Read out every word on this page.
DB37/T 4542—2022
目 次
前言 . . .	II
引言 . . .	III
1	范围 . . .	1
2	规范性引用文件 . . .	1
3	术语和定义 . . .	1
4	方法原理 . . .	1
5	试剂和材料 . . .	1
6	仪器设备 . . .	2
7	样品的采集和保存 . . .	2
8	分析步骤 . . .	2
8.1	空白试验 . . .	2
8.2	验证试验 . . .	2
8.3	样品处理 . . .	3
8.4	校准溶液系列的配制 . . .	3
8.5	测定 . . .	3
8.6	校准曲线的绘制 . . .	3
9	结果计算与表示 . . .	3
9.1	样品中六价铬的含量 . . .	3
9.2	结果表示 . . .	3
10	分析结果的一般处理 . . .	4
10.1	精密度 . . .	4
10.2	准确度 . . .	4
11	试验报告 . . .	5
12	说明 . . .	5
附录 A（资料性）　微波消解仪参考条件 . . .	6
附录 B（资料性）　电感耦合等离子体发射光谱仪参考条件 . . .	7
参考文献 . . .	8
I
^^^^^^^^^^^^^^^^
→ WORK TO BE COMPLETED:
Take the entries above and transcribe them exactly.

→ PROBLEM SOLUTION:
Read out every word on this page.
DB37/T 4542—2022
目 次
前言 . . .	II
引言 . . .	III
1	范围 . . .	1
2	规范性引用文件 . . .	1
3	术语和定义 . . .	1
4	方法原理 . . .	1
5	试剂和材料 . . .	1
6	仪器设备 . . .	2
7	样品的采集和保存 . . .	2
8	分析步骤 . . .	2
8.1	空白试验 . . .	2
8.2	验证试验 . . .	2
8.3	样品处理 . . .	3
8.4	校准溶液系列的配制 . . .	3
8.5	测定 . . .	3
8.6	校准曲线的绘制 . . .	3
9	结果计算与表示 . . .	3
9.1	样品中六价铬的含量 . . .	3
9.2	结果表示 . . .	3
10	分析结果的一般处理 . . .	4
10.1	精密度 . . .	4
10.2	准确度 . . .	4
11	试验报告 . . .	5
12	说明 . . .	5
附录 A（资料性）　微波消解仪参考条件 . . .	6
附录 B（资料性）　电感耦合等离子体发射光谱仪参考条件 . . .	7
参考文献 . . .	8
I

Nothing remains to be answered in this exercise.